§ YOUR GOAL: Wherever a line holds the string "Negative", copy that line.

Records
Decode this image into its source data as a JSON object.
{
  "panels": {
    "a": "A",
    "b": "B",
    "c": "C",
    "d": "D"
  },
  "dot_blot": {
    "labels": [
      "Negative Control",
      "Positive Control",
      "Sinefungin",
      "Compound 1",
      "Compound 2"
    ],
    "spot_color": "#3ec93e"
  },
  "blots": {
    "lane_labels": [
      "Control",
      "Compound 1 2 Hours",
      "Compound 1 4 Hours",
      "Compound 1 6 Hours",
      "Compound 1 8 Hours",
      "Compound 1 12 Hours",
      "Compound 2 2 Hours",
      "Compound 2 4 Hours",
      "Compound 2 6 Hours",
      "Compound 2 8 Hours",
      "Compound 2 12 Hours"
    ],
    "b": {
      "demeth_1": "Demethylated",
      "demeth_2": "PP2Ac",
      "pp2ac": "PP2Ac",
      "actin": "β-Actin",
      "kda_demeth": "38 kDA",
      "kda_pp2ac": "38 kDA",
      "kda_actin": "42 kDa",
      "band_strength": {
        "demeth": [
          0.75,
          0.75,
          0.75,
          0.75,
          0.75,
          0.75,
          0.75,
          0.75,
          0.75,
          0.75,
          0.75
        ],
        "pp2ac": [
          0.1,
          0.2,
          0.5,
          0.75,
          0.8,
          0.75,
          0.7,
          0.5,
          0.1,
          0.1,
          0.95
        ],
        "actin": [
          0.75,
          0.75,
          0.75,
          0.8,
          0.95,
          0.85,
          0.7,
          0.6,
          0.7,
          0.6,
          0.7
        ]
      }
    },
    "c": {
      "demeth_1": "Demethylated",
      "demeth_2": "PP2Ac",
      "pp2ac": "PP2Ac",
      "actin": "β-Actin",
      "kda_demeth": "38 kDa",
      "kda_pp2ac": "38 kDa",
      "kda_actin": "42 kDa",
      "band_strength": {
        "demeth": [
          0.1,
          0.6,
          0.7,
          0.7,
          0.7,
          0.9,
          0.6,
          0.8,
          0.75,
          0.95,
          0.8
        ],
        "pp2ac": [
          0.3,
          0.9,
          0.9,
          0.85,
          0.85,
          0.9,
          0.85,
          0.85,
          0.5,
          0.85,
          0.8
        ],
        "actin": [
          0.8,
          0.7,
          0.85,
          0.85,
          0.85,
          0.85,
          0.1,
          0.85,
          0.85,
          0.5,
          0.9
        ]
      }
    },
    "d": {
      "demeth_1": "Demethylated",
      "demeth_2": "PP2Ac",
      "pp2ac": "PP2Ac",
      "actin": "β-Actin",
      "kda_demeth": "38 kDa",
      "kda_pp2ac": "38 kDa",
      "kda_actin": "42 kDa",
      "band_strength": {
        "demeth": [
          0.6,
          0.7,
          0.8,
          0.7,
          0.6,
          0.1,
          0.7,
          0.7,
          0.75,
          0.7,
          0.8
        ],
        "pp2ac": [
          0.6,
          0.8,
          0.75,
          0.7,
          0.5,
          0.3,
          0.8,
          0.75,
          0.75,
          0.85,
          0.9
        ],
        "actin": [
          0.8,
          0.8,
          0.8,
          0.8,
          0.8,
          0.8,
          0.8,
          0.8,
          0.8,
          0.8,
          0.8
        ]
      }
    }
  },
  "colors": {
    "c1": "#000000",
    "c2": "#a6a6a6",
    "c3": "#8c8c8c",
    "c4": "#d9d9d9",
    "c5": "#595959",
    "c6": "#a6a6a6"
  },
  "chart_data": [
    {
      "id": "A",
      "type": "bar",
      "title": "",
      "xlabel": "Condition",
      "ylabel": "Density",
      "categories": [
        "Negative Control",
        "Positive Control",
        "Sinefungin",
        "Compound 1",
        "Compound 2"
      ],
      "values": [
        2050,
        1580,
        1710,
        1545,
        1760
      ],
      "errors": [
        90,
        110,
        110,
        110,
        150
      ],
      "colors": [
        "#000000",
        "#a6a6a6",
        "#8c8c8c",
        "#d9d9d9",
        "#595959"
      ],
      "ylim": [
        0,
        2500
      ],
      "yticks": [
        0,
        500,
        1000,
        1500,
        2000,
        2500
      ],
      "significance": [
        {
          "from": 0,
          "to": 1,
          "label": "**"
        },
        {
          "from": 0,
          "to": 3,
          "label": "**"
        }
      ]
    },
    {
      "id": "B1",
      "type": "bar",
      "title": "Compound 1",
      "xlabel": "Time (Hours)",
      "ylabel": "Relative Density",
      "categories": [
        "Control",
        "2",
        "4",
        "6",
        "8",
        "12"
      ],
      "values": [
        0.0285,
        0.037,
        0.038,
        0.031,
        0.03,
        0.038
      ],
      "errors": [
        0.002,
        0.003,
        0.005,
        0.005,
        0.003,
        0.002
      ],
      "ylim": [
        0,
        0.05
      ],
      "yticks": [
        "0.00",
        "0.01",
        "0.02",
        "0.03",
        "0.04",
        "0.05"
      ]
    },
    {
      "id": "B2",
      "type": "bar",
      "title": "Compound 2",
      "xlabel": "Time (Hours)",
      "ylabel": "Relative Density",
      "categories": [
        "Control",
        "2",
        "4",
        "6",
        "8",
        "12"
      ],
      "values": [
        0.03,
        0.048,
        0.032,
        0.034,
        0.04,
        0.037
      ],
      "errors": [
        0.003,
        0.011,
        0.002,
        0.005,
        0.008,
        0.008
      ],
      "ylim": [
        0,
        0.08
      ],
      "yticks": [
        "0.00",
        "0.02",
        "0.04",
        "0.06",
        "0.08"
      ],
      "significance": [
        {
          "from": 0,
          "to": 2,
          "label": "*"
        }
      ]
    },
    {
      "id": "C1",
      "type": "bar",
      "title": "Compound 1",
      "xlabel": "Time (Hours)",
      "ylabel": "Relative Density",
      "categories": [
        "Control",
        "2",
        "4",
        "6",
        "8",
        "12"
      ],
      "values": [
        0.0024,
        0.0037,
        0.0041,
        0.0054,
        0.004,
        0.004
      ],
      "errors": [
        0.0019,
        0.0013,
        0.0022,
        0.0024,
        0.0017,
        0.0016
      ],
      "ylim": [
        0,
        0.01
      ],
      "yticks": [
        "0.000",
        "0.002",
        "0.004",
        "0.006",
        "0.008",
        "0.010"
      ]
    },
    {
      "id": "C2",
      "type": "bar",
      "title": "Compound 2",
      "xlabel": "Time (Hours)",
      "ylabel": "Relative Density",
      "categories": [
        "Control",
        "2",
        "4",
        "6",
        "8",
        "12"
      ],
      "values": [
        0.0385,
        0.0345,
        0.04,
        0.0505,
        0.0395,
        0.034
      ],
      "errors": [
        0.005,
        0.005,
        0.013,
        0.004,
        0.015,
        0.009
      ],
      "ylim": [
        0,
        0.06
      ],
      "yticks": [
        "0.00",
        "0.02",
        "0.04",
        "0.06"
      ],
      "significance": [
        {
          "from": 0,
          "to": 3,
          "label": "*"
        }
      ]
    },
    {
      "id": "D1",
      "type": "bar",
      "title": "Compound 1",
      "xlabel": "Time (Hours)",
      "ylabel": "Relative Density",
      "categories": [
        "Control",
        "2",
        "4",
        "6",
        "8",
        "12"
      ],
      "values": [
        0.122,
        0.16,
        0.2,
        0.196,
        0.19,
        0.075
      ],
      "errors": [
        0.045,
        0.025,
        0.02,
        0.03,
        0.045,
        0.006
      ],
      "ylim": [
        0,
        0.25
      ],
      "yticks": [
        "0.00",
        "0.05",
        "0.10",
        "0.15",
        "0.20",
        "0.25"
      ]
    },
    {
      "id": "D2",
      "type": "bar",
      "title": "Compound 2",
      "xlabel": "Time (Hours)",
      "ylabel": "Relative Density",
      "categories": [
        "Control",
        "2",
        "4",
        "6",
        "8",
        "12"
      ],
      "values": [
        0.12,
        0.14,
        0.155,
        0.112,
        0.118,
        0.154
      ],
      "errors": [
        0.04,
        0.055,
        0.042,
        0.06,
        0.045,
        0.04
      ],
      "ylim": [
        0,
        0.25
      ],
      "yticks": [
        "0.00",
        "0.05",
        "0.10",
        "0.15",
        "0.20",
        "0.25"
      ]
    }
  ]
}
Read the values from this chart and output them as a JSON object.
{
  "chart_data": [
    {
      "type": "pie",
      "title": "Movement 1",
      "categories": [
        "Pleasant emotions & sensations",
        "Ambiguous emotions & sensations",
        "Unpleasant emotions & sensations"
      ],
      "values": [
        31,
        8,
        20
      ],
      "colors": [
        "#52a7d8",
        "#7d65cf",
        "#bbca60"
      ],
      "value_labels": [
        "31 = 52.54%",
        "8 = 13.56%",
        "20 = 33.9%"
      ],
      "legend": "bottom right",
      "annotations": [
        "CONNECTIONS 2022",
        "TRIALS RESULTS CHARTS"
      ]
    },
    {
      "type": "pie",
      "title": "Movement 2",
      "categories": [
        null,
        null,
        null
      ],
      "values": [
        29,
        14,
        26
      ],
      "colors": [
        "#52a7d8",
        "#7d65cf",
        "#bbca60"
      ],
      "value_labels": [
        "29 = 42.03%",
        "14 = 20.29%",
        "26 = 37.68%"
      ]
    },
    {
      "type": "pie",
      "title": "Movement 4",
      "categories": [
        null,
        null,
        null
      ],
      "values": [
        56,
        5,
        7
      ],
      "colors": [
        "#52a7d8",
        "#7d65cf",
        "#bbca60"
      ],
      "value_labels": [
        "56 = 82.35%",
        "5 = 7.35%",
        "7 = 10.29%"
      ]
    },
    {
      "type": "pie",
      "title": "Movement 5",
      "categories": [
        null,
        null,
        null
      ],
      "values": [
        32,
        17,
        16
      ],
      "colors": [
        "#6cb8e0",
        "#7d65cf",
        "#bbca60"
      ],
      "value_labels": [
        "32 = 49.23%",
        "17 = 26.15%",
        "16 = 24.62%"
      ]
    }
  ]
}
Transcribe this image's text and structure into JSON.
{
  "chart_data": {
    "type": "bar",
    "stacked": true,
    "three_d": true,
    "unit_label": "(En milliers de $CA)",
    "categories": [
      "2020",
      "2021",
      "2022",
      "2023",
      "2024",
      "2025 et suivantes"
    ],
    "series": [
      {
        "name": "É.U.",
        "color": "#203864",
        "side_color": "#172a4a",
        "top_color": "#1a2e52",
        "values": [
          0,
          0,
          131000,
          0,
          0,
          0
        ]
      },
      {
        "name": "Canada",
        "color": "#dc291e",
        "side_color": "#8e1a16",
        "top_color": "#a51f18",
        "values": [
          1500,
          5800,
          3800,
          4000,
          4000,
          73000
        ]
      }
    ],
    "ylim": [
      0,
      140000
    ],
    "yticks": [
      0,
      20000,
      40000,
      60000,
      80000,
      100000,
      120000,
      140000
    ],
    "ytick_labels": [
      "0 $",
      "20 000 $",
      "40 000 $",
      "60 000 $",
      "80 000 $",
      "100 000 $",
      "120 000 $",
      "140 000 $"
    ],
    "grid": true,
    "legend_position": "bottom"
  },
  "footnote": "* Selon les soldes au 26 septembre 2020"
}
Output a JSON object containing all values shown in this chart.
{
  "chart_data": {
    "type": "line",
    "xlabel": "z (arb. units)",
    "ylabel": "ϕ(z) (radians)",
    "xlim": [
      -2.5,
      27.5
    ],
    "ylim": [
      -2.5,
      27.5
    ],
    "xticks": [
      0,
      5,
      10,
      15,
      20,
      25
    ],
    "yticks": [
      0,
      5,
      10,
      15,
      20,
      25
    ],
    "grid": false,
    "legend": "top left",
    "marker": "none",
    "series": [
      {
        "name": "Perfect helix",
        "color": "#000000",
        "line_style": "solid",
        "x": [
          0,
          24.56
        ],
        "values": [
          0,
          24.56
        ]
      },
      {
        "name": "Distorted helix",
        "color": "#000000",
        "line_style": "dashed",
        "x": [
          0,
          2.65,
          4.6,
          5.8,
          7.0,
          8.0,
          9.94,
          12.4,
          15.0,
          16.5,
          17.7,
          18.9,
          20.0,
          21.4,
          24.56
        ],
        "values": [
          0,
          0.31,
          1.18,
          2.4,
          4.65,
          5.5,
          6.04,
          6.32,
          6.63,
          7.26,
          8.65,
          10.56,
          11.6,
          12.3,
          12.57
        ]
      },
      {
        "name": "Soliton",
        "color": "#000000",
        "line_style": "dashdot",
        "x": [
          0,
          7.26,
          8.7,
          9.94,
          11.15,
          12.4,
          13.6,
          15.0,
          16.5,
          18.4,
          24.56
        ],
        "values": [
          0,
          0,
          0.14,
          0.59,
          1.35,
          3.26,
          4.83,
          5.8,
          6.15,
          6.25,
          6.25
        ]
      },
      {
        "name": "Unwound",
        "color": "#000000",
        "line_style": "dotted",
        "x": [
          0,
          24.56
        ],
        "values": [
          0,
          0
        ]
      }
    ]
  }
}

§ ANSWER FOR THIS EXERCISE:
      "Negative Control",
        "Negative Control",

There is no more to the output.